**What is needed:**
Lines containing "Textbooks" are to be counted. Give the number and nothing more.

**The data:**
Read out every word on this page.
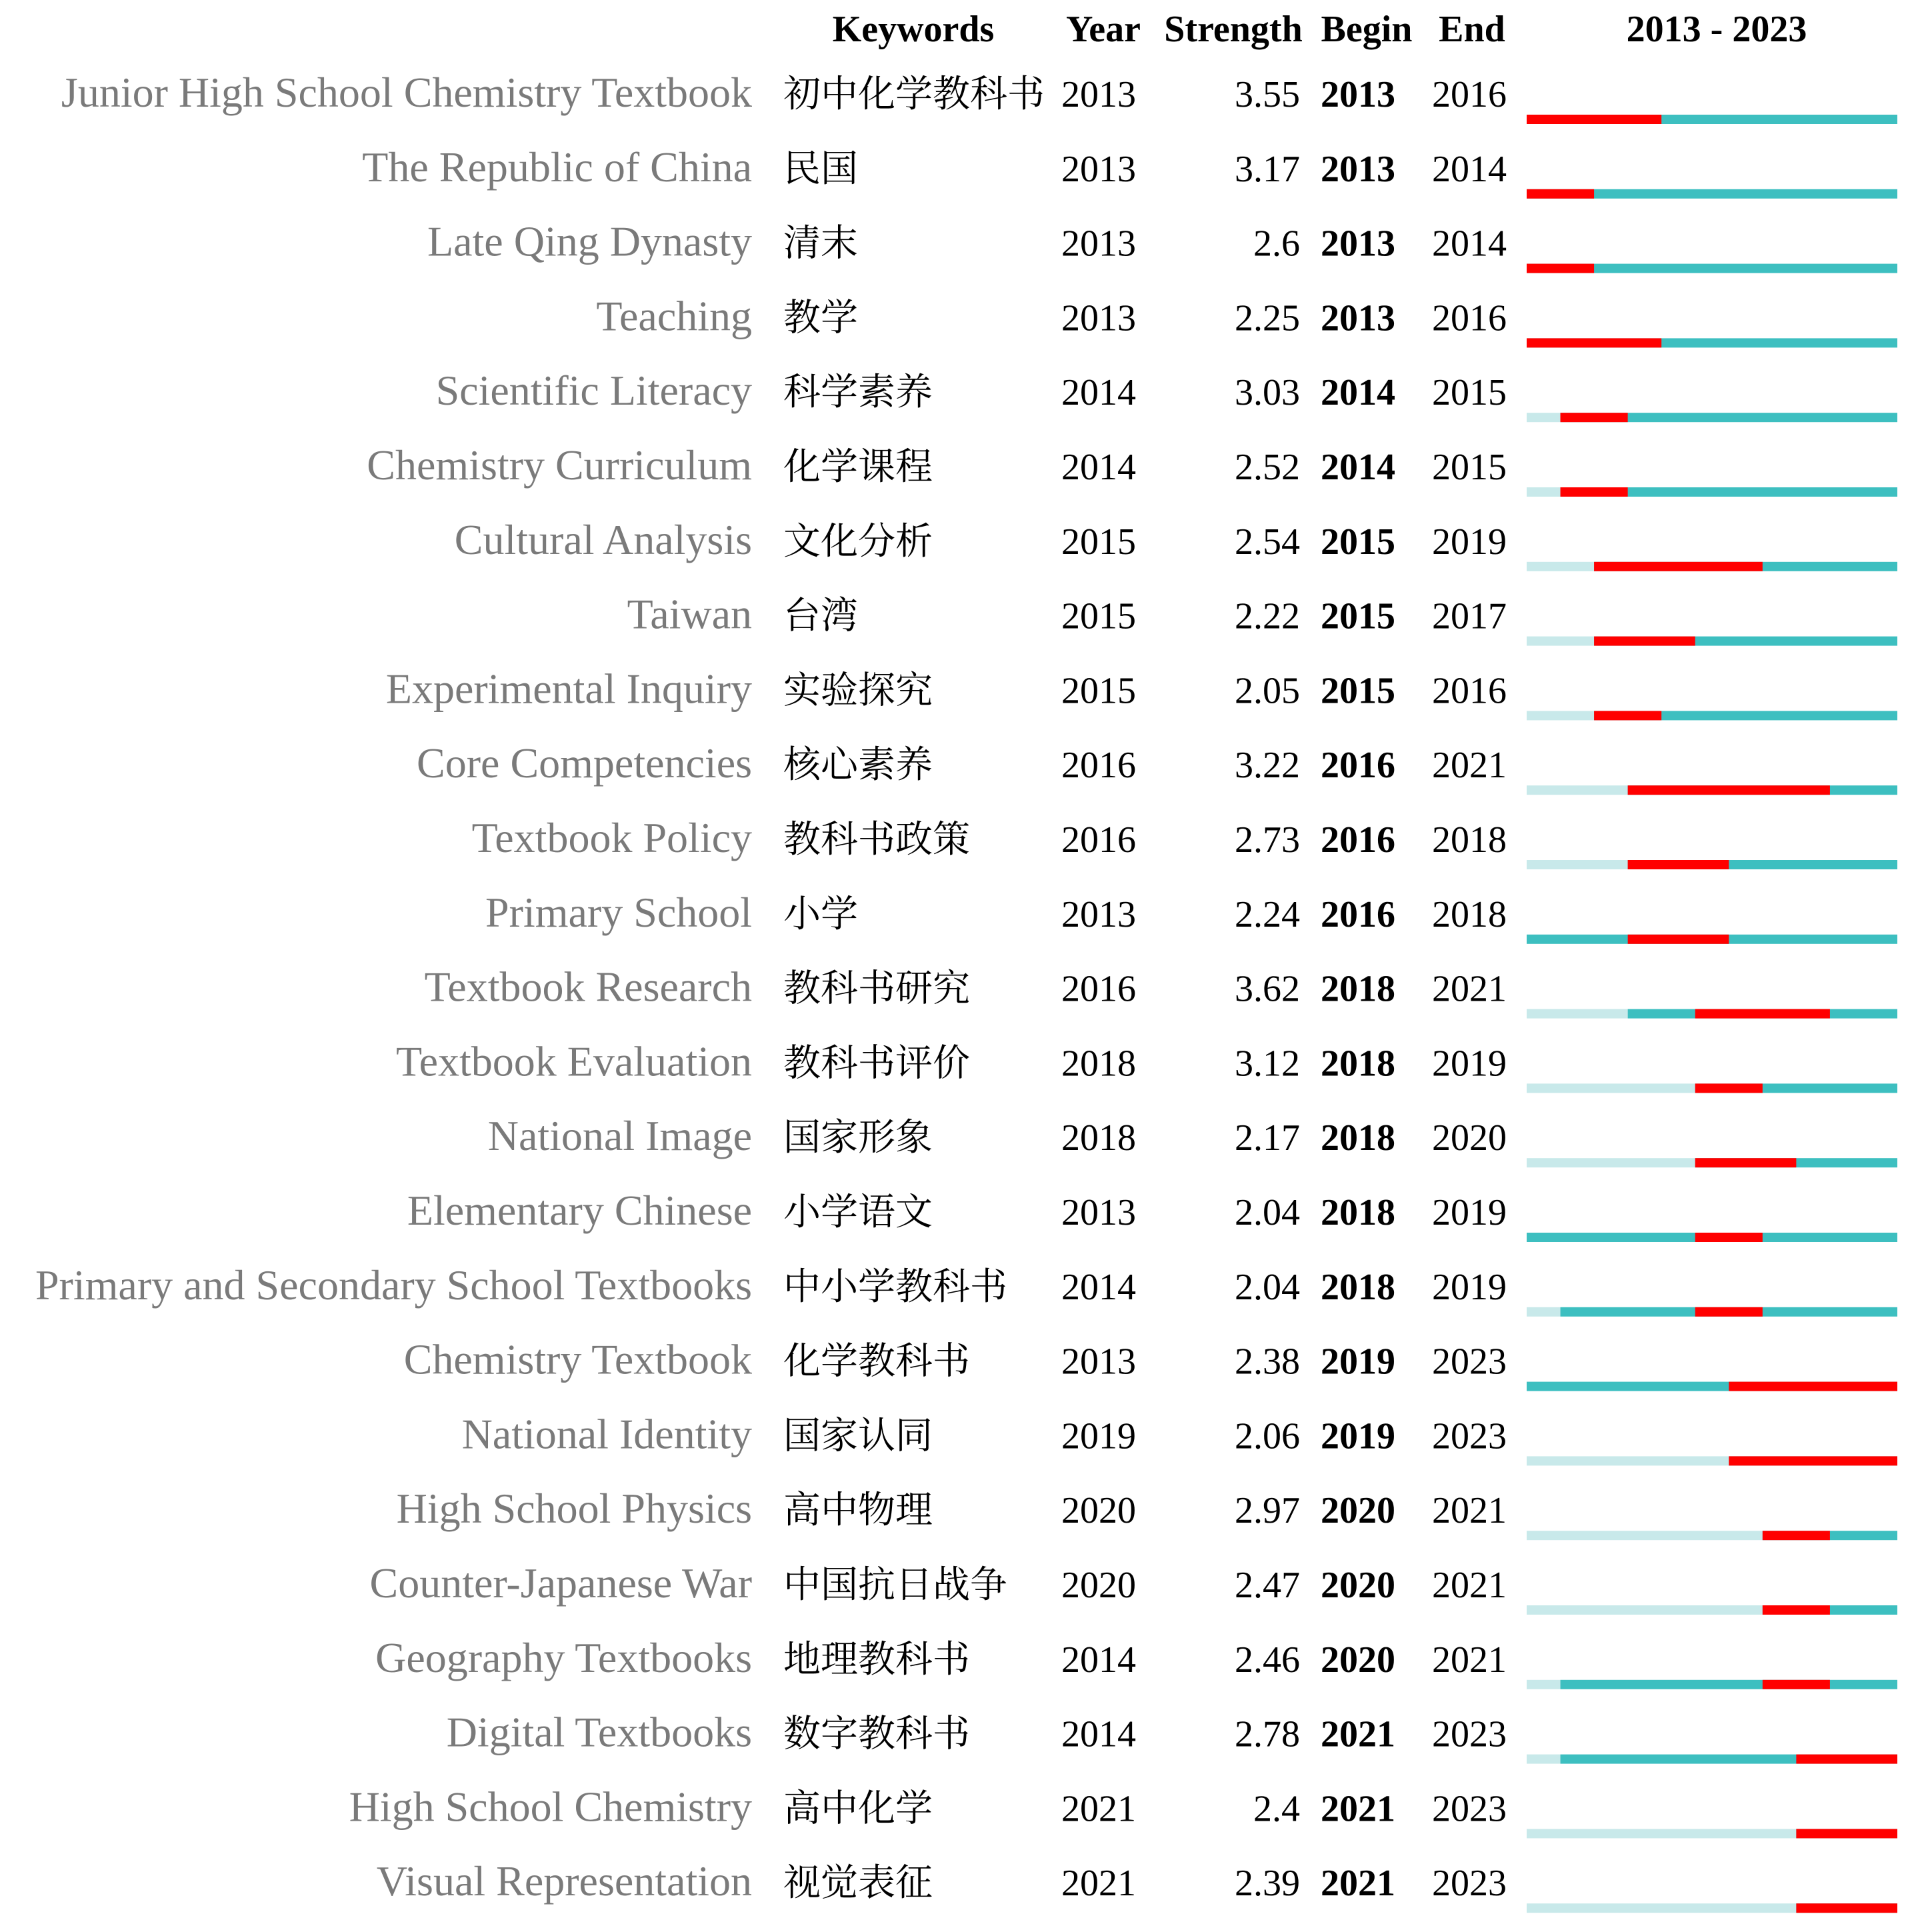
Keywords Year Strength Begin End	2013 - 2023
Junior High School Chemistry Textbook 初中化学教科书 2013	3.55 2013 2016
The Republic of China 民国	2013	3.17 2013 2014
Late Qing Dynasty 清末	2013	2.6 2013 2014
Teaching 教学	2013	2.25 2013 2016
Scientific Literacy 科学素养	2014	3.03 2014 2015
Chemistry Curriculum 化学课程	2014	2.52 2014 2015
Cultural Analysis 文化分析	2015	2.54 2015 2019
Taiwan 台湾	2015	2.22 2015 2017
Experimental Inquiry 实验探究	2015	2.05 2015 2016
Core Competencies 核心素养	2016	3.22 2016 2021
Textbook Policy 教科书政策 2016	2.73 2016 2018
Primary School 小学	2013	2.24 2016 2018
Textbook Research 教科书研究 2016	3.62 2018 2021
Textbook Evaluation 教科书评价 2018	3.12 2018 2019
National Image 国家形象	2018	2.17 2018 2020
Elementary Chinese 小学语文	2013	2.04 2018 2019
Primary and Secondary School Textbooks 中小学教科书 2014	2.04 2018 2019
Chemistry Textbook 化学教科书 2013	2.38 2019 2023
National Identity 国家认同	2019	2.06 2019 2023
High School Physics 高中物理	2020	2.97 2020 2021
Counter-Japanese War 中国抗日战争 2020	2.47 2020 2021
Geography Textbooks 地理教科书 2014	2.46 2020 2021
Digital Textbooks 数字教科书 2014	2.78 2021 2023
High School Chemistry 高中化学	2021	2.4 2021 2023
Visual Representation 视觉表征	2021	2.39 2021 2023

---

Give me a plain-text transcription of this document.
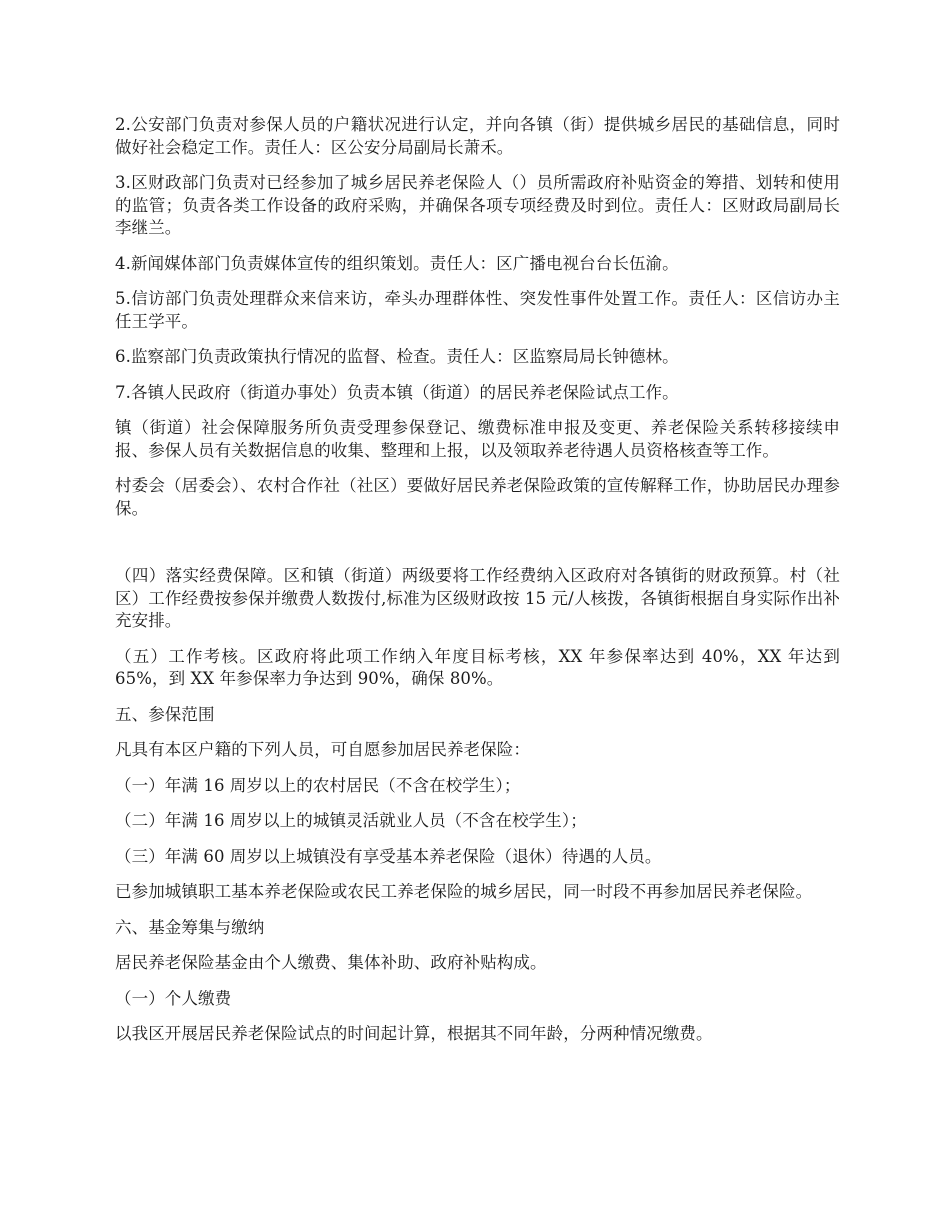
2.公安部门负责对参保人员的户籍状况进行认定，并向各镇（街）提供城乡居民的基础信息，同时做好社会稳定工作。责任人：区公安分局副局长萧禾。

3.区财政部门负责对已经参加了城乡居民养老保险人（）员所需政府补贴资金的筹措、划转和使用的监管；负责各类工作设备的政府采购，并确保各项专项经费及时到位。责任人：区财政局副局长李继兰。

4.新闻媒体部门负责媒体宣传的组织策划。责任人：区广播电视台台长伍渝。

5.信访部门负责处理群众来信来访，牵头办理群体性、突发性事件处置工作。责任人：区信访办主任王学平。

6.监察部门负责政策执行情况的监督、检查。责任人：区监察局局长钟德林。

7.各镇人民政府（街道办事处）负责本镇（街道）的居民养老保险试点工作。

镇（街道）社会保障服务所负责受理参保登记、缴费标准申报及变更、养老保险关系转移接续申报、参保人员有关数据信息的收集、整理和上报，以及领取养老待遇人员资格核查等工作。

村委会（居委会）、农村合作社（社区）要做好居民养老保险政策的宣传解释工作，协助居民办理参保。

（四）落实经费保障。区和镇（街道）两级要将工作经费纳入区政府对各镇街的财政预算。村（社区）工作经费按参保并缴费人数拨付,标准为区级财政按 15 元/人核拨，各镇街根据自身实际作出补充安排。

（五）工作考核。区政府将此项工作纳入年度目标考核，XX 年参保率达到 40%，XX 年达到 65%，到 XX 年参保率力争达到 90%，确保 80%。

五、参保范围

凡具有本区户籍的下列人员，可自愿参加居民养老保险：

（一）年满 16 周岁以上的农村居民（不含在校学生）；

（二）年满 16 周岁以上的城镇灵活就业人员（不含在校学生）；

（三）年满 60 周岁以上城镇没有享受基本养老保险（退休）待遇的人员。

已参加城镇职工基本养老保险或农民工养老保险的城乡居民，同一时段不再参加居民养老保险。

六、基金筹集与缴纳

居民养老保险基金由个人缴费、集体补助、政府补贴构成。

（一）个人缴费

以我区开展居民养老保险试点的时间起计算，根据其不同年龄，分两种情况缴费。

**Result:**
3